* _RECORD EXCERPTS_:
================================

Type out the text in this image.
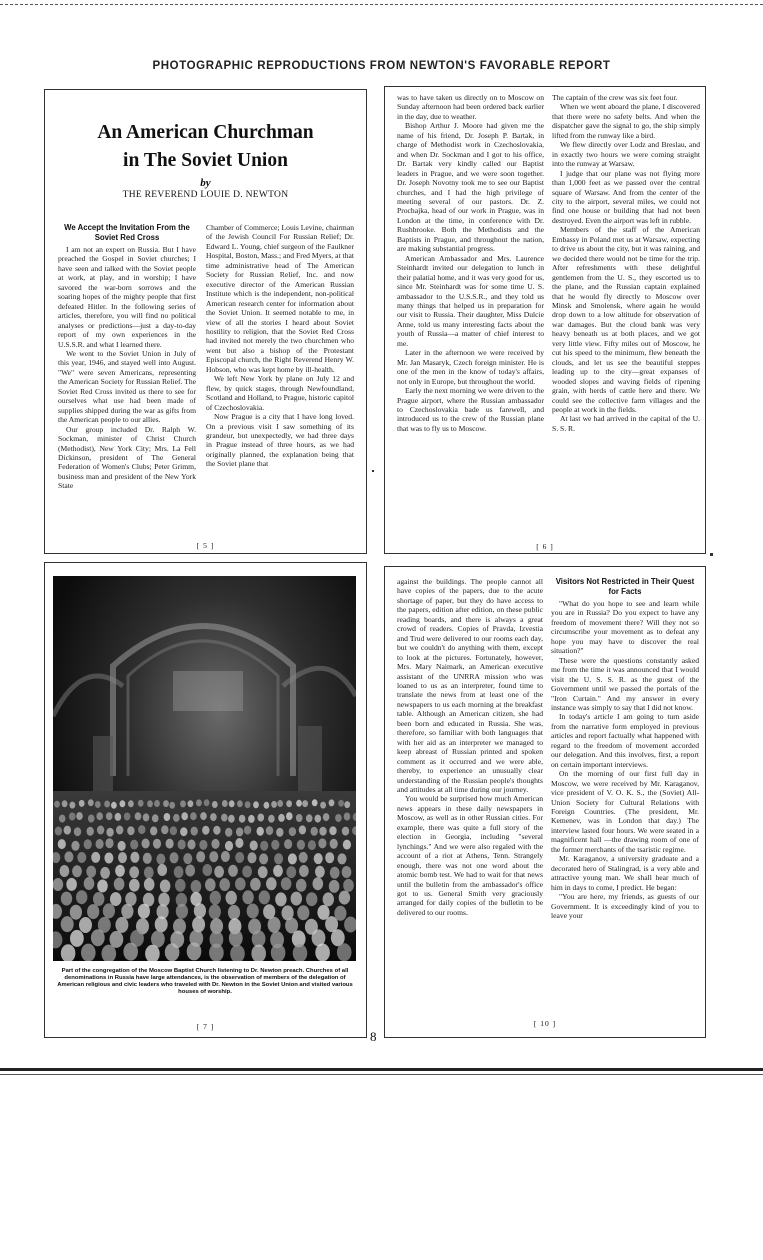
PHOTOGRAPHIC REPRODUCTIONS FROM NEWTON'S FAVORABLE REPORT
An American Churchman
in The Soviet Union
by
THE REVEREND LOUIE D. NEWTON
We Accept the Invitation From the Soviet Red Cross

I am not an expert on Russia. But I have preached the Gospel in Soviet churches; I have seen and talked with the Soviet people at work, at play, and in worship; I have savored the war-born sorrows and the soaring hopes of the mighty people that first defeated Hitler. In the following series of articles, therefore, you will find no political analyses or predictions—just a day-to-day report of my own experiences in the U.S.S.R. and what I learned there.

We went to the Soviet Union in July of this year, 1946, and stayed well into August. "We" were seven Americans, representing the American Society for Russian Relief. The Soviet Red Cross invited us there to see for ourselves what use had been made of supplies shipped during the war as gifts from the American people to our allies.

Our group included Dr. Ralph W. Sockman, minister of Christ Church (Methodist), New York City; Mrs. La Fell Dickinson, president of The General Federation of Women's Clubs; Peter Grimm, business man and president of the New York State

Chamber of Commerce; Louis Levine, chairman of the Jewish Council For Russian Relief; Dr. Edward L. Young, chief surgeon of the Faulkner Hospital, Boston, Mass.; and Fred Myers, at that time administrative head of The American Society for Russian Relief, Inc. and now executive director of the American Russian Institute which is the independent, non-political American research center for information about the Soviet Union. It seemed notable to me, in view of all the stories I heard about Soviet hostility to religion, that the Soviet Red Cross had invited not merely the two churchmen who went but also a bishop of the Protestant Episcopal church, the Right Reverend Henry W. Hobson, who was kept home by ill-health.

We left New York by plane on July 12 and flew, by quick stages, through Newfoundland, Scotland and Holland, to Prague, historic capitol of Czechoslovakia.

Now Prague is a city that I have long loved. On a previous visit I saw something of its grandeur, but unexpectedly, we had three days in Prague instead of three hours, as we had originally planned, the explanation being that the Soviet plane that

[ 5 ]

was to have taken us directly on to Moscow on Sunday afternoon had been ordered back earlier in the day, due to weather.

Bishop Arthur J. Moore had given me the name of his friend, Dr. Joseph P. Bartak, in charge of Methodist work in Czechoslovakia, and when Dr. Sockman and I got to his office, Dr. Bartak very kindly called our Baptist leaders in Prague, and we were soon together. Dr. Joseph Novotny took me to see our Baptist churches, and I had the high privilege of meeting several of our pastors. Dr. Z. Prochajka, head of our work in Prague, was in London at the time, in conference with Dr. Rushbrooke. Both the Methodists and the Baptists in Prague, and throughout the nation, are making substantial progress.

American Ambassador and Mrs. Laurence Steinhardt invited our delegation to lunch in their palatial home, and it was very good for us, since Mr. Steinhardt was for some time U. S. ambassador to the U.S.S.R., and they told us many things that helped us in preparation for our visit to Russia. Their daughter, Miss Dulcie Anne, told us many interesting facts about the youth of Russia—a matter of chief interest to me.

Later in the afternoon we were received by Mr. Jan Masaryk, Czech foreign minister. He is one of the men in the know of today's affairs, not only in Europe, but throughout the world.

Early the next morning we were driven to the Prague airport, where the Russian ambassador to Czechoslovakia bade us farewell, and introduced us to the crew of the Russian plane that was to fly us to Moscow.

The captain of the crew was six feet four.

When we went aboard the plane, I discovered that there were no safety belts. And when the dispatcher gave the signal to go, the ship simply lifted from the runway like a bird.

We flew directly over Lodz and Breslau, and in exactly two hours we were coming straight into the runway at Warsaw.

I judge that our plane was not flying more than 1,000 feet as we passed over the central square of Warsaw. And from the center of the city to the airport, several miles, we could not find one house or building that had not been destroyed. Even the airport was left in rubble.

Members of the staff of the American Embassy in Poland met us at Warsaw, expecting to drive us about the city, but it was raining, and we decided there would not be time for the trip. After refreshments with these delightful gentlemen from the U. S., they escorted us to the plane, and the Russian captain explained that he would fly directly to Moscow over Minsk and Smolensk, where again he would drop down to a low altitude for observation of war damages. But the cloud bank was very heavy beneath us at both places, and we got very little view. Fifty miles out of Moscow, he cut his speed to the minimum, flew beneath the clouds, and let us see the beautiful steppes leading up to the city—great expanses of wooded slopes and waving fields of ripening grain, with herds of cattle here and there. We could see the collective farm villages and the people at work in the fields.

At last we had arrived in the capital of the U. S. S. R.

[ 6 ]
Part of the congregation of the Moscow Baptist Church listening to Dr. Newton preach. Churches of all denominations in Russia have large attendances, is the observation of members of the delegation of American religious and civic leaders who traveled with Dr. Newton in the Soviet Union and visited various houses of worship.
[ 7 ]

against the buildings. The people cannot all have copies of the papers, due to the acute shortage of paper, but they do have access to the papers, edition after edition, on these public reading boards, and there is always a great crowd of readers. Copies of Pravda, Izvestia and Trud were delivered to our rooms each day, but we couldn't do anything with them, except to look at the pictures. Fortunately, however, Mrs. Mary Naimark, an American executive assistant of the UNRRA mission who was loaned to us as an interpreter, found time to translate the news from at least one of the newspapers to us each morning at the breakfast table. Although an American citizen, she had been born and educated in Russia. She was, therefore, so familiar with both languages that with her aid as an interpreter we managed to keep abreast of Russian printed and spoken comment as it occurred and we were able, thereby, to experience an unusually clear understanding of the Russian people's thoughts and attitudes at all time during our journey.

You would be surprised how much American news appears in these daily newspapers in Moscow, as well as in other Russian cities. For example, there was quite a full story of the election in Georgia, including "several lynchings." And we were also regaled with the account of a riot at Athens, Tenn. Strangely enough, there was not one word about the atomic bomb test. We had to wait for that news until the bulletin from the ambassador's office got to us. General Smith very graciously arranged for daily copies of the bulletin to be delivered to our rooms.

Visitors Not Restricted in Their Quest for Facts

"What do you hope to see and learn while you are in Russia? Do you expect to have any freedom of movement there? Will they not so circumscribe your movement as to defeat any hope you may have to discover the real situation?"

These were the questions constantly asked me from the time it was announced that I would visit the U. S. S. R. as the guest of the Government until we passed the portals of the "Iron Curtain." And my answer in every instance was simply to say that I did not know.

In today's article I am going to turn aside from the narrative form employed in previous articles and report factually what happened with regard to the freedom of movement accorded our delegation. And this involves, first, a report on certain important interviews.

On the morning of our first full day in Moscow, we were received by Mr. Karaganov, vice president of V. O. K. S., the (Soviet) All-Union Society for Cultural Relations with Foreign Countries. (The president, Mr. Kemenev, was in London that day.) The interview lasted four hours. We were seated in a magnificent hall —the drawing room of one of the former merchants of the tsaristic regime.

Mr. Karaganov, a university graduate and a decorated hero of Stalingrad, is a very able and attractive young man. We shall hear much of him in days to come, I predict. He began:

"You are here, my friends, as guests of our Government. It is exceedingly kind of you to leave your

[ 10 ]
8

================================

* _TO BE DONE_: Return all of the data exactly as written, and drop the pictures.

* _WORKED ANSWER_:
Type out the text in this image.
PHOTOGRAPHIC REPRODUCTIONS FROM NEWTON'S FAVORABLE REPORT
An American Churchman
in The Soviet Union
by
THE REVEREND LOUIE D. NEWTON
We Accept the Invitation From the Soviet Red Cross

I am not an expert on Russia. But I have preached the Gospel in Soviet churches; I have seen and talked with the Soviet people at work, at play, and in worship; I have savored the war-born sorrows and the soaring hopes of the mighty people that first defeated Hitler. In the following series of articles, therefore, you will find no political analyses or predictions—just a day-to-day report of my own experiences in the U.S.S.R. and what I learned there.

We went to the Soviet Union in July of this year, 1946, and stayed well into August. "We" were seven Americans, representing the American Society for Russian Relief. The Soviet Red Cross invited us there to see for ourselves what use had been made of supplies shipped during the war as gifts from the American people to our allies.

Our group included Dr. Ralph W. Sockman, minister of Christ Church (Methodist), New York City; Mrs. La Fell Dickinson, president of The General Federation of Women's Clubs; Peter Grimm, business man and president of the New York State

Chamber of Commerce; Louis Levine, chairman of the Jewish Council For Russian Relief; Dr. Edward L. Young, chief surgeon of the Faulkner Hospital, Boston, Mass.; and Fred Myers, at that time administrative head of The American Society for Russian Relief, Inc. and now executive director of the American Russian Institute which is the independent, non-political American research center for information about the Soviet Union. It seemed notable to me, in view of all the stories I heard about Soviet hostility to religion, that the Soviet Red Cross had invited not merely the two churchmen who went but also a bishop of the Protestant Episcopal church, the Right Reverend Henry W. Hobson, who was kept home by ill-health.

We left New York by plane on July 12 and flew, by quick stages, through Newfoundland, Scotland and Holland, to Prague, historic capitol of Czechoslovakia.

Now Prague is a city that I have long loved. On a previous visit I saw something of its grandeur, but unexpectedly, we had three days in Prague instead of three hours, as we had originally planned, the explanation being that the Soviet plane that

[ 5 ]

was to have taken us directly on to Moscow on Sunday afternoon had been ordered back earlier in the day, due to weather.

Bishop Arthur J. Moore had given me the name of his friend, Dr. Joseph P. Bartak, in charge of Methodist work in Czechoslovakia, and when Dr. Sockman and I got to his office, Dr. Bartak very kindly called our Baptist leaders in Prague, and we were soon together. Dr. Joseph Novotny took me to see our Baptist churches, and I had the high privilege of meeting several of our pastors. Dr. Z. Prochajka, head of our work in Prague, was in London at the time, in conference with Dr. Rushbrooke. Both the Methodists and the Baptists in Prague, and throughout the nation, are making substantial progress.

American Ambassador and Mrs. Laurence Steinhardt invited our delegation to lunch in their palatial home, and it was very good for us, since Mr. Steinhardt was for some time U. S. ambassador to the U.S.S.R., and they told us many things that helped us in preparation for our visit to Russia. Their daughter, Miss Dulcie Anne, told us many interesting facts about the youth of Russia—a matter of chief interest to me.

Later in the afternoon we were received by Mr. Jan Masaryk, Czech foreign minister. He is one of the men in the know of today's affairs, not only in Europe, but throughout the world.

Early the next morning we were driven to the Prague airport, where the Russian ambassador to Czechoslovakia bade us farewell, and introduced us to the crew of the Russian plane that was to fly us to Moscow.

The captain of the crew was six feet four.

When we went aboard the plane, I discovered that there were no safety belts. And when the dispatcher gave the signal to go, the ship simply lifted from the runway like a bird.

We flew directly over Lodz and Breslau, and in exactly two hours we were coming straight into the runway at Warsaw.

I judge that our plane was not flying more than 1,000 feet as we passed over the central square of Warsaw. And from the center of the city to the airport, several miles, we could not find one house or building that had not been destroyed. Even the airport was left in rubble.

Members of the staff of the American Embassy in Poland met us at Warsaw, expecting to drive us about the city, but it was raining, and we decided there would not be time for the trip. After refreshments with these delightful gentlemen from the U. S., they escorted us to the plane, and the Russian captain explained that he would fly directly to Moscow over Minsk and Smolensk, where again he would drop down to a low altitude for observation of war damages. But the cloud bank was very heavy beneath us at both places, and we got very little view. Fifty miles out of Moscow, he cut his speed to the minimum, flew beneath the clouds, and let us see the beautiful steppes leading up to the city—great expanses of wooded slopes and waving fields of ripening grain, with herds of cattle here and there. We could see the collective farm villages and the people at work in the fields.

At last we had arrived in the capital of the U. S. S. R.

[ 6 ]
Part of the congregation of the Moscow Baptist Church listening to Dr. Newton preach. Churches of all denominations in Russia have large attendances, is the observation of members of the delegation of American religious and civic leaders who traveled with Dr. Newton in the Soviet Union and visited various houses of worship.
[ 7 ]

against the buildings. The people cannot all have copies of the papers, due to the acute shortage of paper, but they do have access to the papers, edition after edition, on these public reading boards, and there is always a great crowd of readers. Copies of Pravda, Izvestia and Trud were delivered to our rooms each day, but we couldn't do anything with them, except to look at the pictures. Fortunately, however, Mrs. Mary Naimark, an American executive assistant of the UNRRA mission who was loaned to us as an interpreter, found time to translate the news from at least one of the newspapers to us each morning at the breakfast table. Although an American citizen, she had been born and educated in Russia. She was, therefore, so familiar with both languages that with her aid as an interpreter we managed to keep abreast of Russian printed and spoken comment as it occurred and we were able, thereby, to experience an unusually clear understanding of the Russian people's thoughts and attitudes at all time during our journey.

You would be surprised how much American news appears in these daily newspapers in Moscow, as well as in other Russian cities. For example, there was quite a full story of the election in Georgia, including "several lynchings." And we were also regaled with the account of a riot at Athens, Tenn. Strangely enough, there was not one word about the atomic bomb test. We had to wait for that news until the bulletin from the ambassador's office got to us. General Smith very graciously arranged for daily copies of the bulletin to be delivered to our rooms.

Visitors Not Restricted in Their Quest for Facts

"What do you hope to see and learn while you are in Russia? Do you expect to have any freedom of movement there? Will they not so circumscribe your movement as to defeat any hope you may have to discover the real situation?"

These were the questions constantly asked me from the time it was announced that I would visit the U. S. S. R. as the guest of the Government until we passed the portals of the "Iron Curtain." And my answer in every instance was simply to say that I did not know.

In today's article I am going to turn aside from the narrative form employed in previous articles and report factually what happened with regard to the freedom of movement accorded our delegation. And this involves, first, a report on certain important interviews.

On the morning of our first full day in Moscow, we were received by Mr. Karaganov, vice president of V. O. K. S., the (Soviet) All-Union Society for Cultural Relations with Foreign Countries. (The president, Mr. Kemenev, was in London that day.) The interview lasted four hours. We were seated in a magnificent hall —the drawing room of one of the former merchants of the tsaristic regime.

Mr. Karaganov, a university graduate and a decorated hero of Stalingrad, is a very able and attractive young man. We shall hear much of him in days to come, I predict. He began:

"You are here, my friends, as guests of our Government. It is exceedingly kind of you to leave your

[ 10 ]
8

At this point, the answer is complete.